To be done - Look over the lines below. Report each one that includes the string "name".

Input data -
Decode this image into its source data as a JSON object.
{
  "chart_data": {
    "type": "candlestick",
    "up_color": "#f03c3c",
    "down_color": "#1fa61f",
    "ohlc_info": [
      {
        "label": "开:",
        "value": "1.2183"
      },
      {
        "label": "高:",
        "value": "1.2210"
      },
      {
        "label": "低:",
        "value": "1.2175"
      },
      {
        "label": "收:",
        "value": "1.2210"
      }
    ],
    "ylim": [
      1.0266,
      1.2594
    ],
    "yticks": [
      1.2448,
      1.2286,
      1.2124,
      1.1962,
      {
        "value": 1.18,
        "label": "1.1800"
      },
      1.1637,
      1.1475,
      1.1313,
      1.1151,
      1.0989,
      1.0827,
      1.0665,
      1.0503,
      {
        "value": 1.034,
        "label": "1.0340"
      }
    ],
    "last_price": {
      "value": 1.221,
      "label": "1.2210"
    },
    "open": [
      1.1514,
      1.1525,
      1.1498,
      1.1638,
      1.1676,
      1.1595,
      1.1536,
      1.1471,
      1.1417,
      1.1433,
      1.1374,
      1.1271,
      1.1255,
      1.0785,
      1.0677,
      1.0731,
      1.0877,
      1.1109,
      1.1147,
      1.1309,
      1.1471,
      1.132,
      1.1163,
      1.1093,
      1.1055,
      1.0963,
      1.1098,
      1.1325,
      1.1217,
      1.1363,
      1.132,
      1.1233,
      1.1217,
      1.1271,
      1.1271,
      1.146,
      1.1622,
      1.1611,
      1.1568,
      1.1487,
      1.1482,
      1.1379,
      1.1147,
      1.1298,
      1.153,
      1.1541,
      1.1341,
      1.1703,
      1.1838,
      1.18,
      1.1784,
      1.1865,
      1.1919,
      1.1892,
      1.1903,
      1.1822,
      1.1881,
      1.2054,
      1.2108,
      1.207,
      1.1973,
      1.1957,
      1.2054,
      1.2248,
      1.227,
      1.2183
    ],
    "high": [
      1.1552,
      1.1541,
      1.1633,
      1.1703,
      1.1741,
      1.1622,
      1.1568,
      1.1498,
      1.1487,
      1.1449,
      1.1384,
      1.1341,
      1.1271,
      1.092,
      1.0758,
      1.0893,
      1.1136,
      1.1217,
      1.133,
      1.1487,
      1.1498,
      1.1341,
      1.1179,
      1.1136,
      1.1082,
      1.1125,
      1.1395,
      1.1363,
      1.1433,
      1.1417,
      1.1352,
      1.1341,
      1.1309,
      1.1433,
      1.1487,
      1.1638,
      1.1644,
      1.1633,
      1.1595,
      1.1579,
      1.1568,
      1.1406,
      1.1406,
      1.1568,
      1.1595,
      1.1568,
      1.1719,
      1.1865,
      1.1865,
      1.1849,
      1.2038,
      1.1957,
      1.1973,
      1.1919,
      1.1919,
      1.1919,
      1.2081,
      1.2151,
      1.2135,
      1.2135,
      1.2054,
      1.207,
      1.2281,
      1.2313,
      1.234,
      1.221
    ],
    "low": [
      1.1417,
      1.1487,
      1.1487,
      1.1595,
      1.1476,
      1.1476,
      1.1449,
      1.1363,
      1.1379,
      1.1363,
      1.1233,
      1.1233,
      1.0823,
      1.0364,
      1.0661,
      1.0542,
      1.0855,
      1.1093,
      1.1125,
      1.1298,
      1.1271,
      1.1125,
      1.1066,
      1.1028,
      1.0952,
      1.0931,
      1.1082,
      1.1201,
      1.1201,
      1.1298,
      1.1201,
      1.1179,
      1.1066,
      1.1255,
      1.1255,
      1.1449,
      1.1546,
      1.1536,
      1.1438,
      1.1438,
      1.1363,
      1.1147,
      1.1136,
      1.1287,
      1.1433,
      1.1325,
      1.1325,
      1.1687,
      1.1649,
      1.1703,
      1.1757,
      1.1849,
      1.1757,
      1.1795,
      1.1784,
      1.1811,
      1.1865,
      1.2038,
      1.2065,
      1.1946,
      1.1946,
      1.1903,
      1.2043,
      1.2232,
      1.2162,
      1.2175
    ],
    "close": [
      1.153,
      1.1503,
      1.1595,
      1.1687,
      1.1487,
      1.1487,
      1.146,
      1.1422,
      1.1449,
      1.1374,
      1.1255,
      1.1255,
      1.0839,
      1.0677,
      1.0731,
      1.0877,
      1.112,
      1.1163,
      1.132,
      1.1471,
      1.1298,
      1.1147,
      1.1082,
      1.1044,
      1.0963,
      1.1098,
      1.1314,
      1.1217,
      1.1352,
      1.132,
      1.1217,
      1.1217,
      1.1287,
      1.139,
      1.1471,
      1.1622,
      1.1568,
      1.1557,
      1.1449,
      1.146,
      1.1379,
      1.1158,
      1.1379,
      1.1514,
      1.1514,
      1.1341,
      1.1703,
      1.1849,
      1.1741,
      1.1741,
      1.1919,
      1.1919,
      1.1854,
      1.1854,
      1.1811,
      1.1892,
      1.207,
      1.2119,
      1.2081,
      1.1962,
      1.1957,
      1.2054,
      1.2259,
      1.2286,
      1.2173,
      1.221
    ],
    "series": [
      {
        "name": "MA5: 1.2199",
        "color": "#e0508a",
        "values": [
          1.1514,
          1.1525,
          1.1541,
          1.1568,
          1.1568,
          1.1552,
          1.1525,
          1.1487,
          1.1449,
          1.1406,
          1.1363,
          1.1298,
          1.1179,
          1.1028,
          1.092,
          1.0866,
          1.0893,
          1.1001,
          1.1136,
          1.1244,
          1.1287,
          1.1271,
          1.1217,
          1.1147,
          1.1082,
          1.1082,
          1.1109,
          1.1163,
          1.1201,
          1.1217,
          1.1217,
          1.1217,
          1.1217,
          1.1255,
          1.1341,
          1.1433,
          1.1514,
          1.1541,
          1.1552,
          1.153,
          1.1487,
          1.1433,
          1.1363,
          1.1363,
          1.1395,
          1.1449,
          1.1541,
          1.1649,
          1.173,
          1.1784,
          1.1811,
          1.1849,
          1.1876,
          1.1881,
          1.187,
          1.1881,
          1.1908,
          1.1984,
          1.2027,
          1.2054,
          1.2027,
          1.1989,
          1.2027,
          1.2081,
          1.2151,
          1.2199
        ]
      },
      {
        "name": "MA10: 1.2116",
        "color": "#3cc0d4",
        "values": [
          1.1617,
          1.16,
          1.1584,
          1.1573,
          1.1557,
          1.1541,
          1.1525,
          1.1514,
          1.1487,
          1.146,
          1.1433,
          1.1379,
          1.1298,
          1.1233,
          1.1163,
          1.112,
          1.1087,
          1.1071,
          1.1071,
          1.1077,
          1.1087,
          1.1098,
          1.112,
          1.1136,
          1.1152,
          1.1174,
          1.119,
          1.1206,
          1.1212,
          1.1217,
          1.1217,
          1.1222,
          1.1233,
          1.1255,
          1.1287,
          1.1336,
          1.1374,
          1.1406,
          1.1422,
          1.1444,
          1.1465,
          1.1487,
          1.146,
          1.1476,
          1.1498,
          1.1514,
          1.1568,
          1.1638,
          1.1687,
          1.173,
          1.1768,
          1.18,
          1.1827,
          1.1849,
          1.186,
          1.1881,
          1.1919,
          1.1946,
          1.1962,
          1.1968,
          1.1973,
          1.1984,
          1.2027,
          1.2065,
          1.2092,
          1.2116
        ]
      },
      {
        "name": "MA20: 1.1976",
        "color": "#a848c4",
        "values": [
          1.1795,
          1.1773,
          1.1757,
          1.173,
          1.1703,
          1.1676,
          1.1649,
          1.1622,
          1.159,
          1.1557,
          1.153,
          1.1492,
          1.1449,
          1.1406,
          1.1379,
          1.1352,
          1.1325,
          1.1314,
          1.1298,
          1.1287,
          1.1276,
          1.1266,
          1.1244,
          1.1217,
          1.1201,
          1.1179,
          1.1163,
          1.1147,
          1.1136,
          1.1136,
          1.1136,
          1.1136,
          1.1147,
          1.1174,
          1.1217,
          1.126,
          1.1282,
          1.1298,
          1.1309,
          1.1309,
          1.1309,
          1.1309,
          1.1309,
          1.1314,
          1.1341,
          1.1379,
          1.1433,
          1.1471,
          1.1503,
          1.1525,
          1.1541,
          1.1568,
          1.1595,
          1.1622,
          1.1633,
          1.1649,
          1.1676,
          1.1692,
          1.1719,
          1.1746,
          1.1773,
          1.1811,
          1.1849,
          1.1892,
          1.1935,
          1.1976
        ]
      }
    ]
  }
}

Complete output -
        "name": "MA5: 1.2199",
        "name": "MA10: 1.2116",
        "name": "MA20: 1.1976",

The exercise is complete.